◆ Data records ◆
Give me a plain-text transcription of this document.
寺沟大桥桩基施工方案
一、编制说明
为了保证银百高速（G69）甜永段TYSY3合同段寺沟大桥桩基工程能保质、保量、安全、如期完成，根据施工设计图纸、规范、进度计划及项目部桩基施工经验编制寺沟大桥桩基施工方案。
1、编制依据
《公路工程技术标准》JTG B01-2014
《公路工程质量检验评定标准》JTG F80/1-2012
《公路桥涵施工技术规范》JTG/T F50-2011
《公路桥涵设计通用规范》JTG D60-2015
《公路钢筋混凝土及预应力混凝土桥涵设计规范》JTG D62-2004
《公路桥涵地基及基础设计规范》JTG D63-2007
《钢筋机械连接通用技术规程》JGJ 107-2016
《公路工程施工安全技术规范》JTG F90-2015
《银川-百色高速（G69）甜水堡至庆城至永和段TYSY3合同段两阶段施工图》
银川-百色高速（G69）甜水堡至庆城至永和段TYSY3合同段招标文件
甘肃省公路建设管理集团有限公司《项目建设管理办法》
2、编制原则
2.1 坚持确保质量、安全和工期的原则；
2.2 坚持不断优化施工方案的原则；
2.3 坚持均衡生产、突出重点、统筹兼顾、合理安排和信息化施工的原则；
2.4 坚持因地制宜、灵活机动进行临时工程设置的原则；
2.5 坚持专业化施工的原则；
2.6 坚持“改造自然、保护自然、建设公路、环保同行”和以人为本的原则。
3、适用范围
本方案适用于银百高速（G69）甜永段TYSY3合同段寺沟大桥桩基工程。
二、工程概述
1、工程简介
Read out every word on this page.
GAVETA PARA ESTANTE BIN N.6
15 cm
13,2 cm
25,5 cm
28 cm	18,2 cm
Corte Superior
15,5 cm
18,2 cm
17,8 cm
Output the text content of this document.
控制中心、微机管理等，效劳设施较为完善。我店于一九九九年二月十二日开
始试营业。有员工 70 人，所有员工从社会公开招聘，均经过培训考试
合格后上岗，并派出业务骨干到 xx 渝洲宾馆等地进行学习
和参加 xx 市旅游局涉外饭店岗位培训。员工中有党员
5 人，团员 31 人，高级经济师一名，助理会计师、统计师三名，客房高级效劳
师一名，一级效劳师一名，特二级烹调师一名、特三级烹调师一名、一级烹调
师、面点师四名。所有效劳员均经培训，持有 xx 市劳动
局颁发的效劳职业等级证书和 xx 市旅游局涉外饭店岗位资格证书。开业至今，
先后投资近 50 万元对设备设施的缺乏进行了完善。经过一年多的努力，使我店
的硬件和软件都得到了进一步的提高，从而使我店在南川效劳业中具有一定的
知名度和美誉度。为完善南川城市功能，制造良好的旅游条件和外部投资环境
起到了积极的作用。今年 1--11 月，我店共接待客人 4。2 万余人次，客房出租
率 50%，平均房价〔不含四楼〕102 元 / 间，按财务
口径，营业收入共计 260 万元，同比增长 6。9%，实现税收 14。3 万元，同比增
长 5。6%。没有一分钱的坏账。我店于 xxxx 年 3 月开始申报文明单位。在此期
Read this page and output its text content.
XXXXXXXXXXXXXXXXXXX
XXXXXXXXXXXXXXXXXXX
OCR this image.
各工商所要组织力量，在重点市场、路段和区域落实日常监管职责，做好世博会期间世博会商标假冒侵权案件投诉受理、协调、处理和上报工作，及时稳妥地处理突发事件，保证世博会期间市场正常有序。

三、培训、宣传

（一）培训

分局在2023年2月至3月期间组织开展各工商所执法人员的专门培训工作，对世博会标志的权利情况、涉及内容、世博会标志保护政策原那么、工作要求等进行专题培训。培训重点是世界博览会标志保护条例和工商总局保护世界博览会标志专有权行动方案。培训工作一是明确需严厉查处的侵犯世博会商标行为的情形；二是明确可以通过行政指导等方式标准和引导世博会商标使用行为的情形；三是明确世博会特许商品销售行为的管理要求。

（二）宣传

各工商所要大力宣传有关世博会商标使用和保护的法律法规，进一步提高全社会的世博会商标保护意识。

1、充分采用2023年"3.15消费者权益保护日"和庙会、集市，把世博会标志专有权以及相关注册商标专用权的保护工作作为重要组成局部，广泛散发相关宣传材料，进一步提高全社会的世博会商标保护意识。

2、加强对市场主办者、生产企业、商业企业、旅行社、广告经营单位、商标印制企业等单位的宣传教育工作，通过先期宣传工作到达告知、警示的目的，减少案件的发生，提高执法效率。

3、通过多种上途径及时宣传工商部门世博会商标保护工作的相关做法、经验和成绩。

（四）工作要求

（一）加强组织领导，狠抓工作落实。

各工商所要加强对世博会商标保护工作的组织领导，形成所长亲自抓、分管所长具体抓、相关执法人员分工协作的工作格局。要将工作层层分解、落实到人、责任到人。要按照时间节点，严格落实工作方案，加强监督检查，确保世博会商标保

◆ SET PROBLEM ◆
Each line of the material must be restated exactly.

◆ REPLY TO THE EXERCISE ◆
Give me a plain-text transcription of this document.
寺沟大桥桩基施工方案
一、编制说明
为了保证银百高速（G69）甜永段TYSY3合同段寺沟大桥桩基工程能保质、保量、安全、如期完成，根据施工设计图纸、规范、进度计划及项目部桩基施工经验编制寺沟大桥桩基施工方案。
1、编制依据
《公路工程技术标准》JTG B01-2014
《公路工程质量检验评定标准》JTG F80/1-2012
《公路桥涵施工技术规范》JTG/T F50-2011
《公路桥涵设计通用规范》JTG D60-2015
《公路钢筋混凝土及预应力混凝土桥涵设计规范》JTG D62-2004
《公路桥涵地基及基础设计规范》JTG D63-2007
《钢筋机械连接通用技术规程》JGJ 107-2016
《公路工程施工安全技术规范》JTG F90-2015
《银川-百色高速（G69）甜水堡至庆城至永和段TYSY3合同段两阶段施工图》
银川-百色高速（G69）甜水堡至庆城至永和段TYSY3合同段招标文件
甘肃省公路建设管理集团有限公司《项目建设管理办法》
2、编制原则
2.1 坚持确保质量、安全和工期的原则；
2.2 坚持不断优化施工方案的原则；
2.3 坚持均衡生产、突出重点、统筹兼顾、合理安排和信息化施工的原则；
2.4 坚持因地制宜、灵活机动进行临时工程设置的原则；
2.5 坚持专业化施工的原则；
2.6 坚持“改造自然、保护自然、建设公路、环保同行”和以人为本的原则。
3、适用范围
本方案适用于银百高速（G69）甜永段TYSY3合同段寺沟大桥桩基工程。
二、工程概述
1、工程简介
Read out every word on this page.
GAVETA PARA ESTANTE BIN N.6
15 cm
13,2 cm
25,5 cm
28 cm	18,2 cm
Corte Superior
15,5 cm
18,2 cm
17,8 cm
Output the text content of this document.
控制中心、微机管理等，效劳设施较为完善。我店于一九九九年二月十二日开
始试营业。有员工 70 人，所有员工从社会公开招聘，均经过培训考试
合格后上岗，并派出业务骨干到 xx 渝洲宾馆等地进行学习
和参加 xx 市旅游局涉外饭店岗位培训。员工中有党员
5 人，团员 31 人，高级经济师一名，助理会计师、统计师三名，客房高级效劳
师一名，一级效劳师一名，特二级烹调师一名、特三级烹调师一名、一级烹调
师、面点师四名。所有效劳员均经培训，持有 xx 市劳动
局颁发的效劳职业等级证书和 xx 市旅游局涉外饭店岗位资格证书。开业至今，
先后投资近 50 万元对设备设施的缺乏进行了完善。经过一年多的努力，使我店
的硬件和软件都得到了进一步的提高，从而使我店在南川效劳业中具有一定的
知名度和美誉度。为完善南川城市功能，制造良好的旅游条件和外部投资环境
起到了积极的作用。今年 1--11 月，我店共接待客人 4。2 万余人次，客房出租
率 50%，平均房价〔不含四楼〕102 元 / 间，按财务
口径，营业收入共计 260 万元，同比增长 6。9%，实现税收 14。3 万元，同比增
长 5。6%。没有一分钱的坏账。我店于 xxxx 年 3 月开始申报文明单位。在此期
Read this page and output its text content.
XXXXXXXXXXXXXXXXXXX
XXXXXXXXXXXXXXXXXXX
OCR this image.
各工商所要组织力量，在重点市场、路段和区域落实日常监管职责，做好世博会期间世博会商标假冒侵权案件投诉受理、协调、处理和上报工作，及时稳妥地处理突发事件，保证世博会期间市场正常有序。

三、培训、宣传

（一）培训

分局在2023年2月至3月期间组织开展各工商所执法人员的专门培训工作，对世博会标志的权利情况、涉及内容、世博会标志保护政策原那么、工作要求等进行专题培训。培训重点是世界博览会标志保护条例和工商总局保护世界博览会标志专有权行动方案。培训工作一是明确需严厉查处的侵犯世博会商标行为的情形；二是明确可以通过行政指导等方式标准和引导世博会商标使用行为的情形；三是明确世博会特许商品销售行为的管理要求。

（二）宣传

各工商所要大力宣传有关世博会商标使用和保护的法律法规，进一步提高全社会的世博会商标保护意识。

1、充分采用2023年"3.15消费者权益保护日"和庙会、集市，把世博会标志专有权以及相关注册商标专用权的保护工作作为重要组成局部，广泛散发相关宣传材料，进一步提高全社会的世博会商标保护意识。

2、加强对市场主办者、生产企业、商业企业、旅行社、广告经营单位、商标印制企业等单位的宣传教育工作，通过先期宣传工作到达告知、警示的目的，减少案件的发生，提高执法效率。

3、通过多种上途径及时宣传工商部门世博会商标保护工作的相关做法、经验和成绩。

（四）工作要求

（一）加强组织领导，狠抓工作落实。

各工商所要加强对世博会商标保护工作的组织领导，形成所长亲自抓、分管所长具体抓、相关执法人员分工协作的工作格局。要将工作层层分解、落实到人、责任到人。要按照时间节点，严格落实工作方案，加强监督检查，确保世博会商标保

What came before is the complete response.